[Stored items]
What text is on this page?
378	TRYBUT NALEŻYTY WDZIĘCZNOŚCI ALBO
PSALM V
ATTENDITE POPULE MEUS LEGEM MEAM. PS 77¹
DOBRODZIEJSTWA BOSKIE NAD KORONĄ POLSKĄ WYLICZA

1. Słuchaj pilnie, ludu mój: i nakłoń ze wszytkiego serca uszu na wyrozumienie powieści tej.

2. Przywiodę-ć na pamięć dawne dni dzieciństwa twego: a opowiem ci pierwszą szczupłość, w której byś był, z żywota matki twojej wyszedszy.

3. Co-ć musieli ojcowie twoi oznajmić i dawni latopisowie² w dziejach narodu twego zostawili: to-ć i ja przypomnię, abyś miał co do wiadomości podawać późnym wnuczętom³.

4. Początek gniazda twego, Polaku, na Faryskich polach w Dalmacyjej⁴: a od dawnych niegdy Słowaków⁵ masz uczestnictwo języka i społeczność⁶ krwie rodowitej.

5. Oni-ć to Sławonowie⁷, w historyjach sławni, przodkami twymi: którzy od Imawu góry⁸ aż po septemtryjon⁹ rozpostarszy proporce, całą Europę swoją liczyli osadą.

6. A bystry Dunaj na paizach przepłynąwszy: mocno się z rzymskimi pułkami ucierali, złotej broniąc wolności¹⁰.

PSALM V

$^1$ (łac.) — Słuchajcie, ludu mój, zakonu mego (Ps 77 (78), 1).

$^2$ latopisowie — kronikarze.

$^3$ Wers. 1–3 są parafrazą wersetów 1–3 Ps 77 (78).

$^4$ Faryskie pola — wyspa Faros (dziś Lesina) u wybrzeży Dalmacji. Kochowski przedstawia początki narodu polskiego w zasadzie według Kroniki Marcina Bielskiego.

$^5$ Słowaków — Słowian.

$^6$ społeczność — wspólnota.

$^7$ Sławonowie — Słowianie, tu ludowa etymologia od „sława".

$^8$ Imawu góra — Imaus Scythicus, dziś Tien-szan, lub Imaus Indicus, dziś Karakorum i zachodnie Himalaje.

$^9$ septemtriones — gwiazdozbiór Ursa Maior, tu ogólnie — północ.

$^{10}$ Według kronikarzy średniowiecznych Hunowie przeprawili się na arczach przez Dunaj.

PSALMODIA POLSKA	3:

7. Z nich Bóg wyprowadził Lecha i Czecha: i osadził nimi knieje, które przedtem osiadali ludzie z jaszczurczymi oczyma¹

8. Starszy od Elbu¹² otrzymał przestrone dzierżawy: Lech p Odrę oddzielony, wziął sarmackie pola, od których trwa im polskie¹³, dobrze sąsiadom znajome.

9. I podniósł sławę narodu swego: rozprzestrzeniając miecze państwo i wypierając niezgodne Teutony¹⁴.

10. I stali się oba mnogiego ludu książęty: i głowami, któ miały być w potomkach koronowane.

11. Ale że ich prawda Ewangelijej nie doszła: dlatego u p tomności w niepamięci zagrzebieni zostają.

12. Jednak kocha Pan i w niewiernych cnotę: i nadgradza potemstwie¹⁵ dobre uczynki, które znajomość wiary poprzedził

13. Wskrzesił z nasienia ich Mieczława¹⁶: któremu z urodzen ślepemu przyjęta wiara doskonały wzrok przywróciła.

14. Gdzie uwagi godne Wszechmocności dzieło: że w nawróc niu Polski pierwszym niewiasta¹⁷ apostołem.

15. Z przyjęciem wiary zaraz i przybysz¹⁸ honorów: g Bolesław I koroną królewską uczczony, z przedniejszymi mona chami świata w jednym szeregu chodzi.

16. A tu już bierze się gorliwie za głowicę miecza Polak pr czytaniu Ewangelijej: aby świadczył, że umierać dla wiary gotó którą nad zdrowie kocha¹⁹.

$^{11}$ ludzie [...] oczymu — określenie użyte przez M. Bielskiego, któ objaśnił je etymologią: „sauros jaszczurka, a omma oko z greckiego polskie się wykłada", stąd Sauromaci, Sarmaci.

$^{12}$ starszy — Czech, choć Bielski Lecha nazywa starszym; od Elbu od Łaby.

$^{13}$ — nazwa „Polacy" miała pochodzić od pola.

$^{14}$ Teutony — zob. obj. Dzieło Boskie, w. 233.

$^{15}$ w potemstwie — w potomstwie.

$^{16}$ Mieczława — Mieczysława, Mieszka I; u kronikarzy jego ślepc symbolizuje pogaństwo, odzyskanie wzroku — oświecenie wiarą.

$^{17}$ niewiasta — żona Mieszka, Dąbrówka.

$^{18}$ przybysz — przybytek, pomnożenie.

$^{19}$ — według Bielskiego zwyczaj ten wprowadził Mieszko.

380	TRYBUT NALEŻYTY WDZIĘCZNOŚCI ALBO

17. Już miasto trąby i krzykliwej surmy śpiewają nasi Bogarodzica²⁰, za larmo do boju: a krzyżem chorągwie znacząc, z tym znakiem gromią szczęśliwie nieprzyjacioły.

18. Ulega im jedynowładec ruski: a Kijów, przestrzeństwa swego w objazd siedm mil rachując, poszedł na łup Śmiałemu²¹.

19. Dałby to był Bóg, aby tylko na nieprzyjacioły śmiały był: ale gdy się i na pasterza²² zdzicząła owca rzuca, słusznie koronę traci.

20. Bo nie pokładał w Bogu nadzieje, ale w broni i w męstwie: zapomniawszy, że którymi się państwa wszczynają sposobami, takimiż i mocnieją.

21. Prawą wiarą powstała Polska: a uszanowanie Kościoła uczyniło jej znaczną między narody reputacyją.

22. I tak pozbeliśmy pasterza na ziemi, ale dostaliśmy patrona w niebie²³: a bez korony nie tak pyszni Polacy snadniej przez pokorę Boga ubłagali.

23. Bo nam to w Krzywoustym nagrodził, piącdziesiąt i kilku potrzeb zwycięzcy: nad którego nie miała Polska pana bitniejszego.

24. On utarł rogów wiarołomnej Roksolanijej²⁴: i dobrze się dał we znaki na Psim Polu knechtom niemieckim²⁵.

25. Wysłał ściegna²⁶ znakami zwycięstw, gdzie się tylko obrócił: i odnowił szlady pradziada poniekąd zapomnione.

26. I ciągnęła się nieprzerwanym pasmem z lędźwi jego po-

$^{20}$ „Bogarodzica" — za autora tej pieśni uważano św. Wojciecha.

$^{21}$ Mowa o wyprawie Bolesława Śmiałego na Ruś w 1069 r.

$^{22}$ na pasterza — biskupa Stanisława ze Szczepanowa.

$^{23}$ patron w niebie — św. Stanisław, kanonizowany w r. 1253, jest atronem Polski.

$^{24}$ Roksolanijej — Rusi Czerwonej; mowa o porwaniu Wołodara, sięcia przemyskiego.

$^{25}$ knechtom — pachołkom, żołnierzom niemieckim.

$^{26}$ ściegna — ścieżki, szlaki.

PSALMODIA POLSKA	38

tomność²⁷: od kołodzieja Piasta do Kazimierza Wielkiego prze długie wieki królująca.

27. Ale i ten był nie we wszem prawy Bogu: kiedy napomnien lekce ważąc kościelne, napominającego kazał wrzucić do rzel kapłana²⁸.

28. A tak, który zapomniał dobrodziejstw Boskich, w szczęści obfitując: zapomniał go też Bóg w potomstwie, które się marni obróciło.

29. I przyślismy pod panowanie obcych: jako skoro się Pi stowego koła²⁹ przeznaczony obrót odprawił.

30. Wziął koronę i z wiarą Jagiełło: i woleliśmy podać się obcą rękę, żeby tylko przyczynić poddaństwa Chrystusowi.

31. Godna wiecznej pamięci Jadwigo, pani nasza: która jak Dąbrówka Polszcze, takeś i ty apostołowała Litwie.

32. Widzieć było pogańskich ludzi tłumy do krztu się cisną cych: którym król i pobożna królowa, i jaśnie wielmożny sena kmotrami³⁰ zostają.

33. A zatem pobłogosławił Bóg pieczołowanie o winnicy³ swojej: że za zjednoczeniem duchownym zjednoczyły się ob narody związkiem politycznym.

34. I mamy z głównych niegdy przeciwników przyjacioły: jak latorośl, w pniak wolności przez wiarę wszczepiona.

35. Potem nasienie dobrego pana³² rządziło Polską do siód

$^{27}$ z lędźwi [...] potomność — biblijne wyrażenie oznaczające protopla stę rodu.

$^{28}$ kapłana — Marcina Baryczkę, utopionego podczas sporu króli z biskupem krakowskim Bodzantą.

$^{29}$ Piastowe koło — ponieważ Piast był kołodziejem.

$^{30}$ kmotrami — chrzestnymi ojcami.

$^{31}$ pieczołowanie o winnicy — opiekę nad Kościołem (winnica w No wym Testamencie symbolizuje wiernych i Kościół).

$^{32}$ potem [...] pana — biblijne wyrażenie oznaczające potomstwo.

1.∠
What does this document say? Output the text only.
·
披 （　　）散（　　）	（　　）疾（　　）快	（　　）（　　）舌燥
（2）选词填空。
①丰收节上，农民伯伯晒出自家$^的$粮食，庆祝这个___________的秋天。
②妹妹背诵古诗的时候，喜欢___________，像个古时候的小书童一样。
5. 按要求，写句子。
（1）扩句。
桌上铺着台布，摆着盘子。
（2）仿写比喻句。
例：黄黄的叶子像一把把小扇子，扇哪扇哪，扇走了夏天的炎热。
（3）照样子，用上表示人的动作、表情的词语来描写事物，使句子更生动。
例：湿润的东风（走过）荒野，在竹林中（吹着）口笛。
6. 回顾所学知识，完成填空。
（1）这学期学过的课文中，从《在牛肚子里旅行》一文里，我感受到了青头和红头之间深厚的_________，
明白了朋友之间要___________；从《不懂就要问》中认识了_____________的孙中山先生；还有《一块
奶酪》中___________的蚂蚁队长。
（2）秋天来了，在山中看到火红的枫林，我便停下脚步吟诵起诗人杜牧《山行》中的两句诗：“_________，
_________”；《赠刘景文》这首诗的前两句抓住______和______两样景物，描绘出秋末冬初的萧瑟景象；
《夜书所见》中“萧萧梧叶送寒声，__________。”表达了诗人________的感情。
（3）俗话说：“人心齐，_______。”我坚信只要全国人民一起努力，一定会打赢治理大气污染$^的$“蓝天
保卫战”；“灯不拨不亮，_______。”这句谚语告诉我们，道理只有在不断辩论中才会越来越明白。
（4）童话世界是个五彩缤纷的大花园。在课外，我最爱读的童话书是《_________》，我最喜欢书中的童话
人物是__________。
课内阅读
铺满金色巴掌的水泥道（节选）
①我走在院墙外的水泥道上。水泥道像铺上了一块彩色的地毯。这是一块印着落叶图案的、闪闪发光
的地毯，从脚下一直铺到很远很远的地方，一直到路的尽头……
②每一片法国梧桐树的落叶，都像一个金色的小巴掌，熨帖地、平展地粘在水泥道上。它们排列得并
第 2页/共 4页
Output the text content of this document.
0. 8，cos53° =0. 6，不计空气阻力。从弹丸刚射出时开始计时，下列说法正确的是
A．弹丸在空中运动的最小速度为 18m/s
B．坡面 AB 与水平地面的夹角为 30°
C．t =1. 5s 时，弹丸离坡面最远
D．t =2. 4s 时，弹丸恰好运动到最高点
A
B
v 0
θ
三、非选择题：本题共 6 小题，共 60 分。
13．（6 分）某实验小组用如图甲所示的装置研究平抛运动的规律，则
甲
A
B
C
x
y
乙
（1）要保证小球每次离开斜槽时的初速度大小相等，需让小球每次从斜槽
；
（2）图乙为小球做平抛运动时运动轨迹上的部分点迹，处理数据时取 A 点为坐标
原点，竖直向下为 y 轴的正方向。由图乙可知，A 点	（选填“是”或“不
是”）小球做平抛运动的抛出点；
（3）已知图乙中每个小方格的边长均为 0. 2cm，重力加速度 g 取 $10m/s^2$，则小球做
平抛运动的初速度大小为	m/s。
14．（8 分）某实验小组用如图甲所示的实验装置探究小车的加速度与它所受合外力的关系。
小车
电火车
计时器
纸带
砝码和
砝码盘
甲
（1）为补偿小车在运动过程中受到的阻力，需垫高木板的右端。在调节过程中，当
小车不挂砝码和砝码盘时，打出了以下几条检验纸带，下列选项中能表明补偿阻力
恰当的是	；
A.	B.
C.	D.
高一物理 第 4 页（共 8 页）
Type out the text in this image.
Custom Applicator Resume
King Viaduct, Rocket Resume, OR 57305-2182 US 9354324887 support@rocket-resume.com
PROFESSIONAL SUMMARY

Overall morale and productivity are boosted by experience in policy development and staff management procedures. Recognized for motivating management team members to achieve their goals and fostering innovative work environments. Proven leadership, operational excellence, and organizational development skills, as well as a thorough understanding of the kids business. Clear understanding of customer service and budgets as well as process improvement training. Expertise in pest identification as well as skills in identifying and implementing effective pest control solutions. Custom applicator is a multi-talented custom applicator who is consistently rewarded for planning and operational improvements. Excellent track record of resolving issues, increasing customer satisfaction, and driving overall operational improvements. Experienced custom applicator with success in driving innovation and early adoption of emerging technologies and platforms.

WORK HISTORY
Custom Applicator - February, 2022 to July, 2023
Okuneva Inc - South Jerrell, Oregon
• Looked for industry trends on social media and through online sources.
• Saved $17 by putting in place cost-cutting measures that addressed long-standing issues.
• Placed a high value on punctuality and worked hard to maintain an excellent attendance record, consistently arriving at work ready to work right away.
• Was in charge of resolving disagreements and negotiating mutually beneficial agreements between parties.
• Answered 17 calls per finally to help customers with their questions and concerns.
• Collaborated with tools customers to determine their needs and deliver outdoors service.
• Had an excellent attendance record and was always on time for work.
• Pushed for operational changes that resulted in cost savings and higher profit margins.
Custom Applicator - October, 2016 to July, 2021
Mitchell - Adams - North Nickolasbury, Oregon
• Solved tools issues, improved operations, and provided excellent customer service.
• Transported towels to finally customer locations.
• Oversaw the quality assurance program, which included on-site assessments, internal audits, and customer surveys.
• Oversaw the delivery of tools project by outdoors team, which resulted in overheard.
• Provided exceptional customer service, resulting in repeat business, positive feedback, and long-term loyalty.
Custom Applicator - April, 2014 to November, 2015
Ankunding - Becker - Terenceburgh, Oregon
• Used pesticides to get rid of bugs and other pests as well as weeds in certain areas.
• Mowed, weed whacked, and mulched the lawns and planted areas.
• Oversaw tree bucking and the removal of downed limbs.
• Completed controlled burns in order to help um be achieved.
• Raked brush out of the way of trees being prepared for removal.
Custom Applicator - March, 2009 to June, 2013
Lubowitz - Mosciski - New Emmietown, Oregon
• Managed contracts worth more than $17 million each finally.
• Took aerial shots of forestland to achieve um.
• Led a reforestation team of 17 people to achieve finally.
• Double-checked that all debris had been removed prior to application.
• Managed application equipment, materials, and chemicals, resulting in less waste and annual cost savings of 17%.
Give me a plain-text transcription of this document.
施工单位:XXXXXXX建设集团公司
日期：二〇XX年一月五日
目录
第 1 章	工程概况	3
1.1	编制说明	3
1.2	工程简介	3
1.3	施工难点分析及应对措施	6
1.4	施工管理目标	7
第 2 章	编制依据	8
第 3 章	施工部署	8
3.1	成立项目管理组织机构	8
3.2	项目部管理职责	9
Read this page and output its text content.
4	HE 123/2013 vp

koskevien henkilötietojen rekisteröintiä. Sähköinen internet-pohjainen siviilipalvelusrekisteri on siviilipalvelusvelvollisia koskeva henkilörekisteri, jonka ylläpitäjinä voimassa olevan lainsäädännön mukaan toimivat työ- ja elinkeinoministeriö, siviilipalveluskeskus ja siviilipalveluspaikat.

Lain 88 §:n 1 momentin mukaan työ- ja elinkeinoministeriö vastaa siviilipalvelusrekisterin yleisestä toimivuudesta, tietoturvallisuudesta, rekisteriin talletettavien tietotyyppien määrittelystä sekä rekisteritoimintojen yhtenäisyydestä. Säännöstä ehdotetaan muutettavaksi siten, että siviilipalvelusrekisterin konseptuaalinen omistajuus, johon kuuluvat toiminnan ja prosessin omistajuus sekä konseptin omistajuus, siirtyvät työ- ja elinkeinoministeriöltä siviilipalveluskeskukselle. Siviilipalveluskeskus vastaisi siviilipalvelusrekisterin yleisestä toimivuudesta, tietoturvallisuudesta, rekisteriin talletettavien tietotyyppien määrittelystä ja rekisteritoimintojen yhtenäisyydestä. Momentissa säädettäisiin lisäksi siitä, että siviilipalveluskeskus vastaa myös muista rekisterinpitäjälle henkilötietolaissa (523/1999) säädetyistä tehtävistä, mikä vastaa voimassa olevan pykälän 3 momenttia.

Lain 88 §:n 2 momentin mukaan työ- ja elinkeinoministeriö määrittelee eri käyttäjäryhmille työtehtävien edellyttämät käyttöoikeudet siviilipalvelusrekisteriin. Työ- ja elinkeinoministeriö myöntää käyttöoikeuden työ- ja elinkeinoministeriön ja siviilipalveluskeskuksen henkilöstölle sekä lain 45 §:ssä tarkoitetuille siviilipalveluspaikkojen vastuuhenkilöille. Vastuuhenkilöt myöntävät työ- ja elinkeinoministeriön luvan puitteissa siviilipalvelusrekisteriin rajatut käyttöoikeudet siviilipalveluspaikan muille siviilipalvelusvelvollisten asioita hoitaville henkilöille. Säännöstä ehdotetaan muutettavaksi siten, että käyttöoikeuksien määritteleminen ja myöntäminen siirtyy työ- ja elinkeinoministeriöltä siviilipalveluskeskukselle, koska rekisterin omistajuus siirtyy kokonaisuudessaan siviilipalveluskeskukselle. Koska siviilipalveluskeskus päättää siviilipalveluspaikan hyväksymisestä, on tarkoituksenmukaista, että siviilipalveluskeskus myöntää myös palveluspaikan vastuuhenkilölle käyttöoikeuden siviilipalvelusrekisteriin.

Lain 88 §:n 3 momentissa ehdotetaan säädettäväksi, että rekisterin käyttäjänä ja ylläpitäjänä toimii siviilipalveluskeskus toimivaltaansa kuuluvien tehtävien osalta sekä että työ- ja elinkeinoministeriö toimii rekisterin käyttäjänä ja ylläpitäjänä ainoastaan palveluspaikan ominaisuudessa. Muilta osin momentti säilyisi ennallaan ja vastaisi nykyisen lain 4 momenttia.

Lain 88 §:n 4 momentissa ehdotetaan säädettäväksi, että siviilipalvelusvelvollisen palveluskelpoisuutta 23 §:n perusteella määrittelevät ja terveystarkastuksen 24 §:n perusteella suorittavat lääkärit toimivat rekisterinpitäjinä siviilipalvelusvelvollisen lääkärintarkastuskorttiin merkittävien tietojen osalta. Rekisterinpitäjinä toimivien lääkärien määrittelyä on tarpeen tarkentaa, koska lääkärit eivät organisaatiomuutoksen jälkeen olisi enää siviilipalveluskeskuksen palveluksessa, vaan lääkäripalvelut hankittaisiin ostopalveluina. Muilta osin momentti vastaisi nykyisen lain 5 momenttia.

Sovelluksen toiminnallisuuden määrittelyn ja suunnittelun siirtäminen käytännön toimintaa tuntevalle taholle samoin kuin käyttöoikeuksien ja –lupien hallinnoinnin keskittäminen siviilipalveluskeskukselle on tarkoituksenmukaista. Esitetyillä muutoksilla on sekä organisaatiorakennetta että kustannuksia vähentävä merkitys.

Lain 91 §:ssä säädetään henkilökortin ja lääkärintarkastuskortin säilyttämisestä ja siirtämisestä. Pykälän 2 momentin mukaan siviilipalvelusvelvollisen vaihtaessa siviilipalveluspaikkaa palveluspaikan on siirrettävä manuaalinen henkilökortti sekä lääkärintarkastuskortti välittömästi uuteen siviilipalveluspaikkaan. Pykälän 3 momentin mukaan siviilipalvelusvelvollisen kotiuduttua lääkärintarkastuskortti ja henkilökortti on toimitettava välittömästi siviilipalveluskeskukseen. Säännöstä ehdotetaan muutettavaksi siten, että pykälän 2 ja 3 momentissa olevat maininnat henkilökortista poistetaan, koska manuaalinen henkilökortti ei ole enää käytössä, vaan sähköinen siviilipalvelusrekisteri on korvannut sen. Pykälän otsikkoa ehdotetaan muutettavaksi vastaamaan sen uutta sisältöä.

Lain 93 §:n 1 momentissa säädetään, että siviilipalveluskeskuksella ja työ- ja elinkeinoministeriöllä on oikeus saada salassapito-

▶ Task directions: All lines above containing the string "lędźwi" are to be collected.

▶ Exercise solution:
26. I ciągnęła się nieprzerwanym pasmem z lędźwi jego po-
$^{27}$ z lędźwi [...] potomność — biblijne wyrażenie oznaczające protopla stę rodu.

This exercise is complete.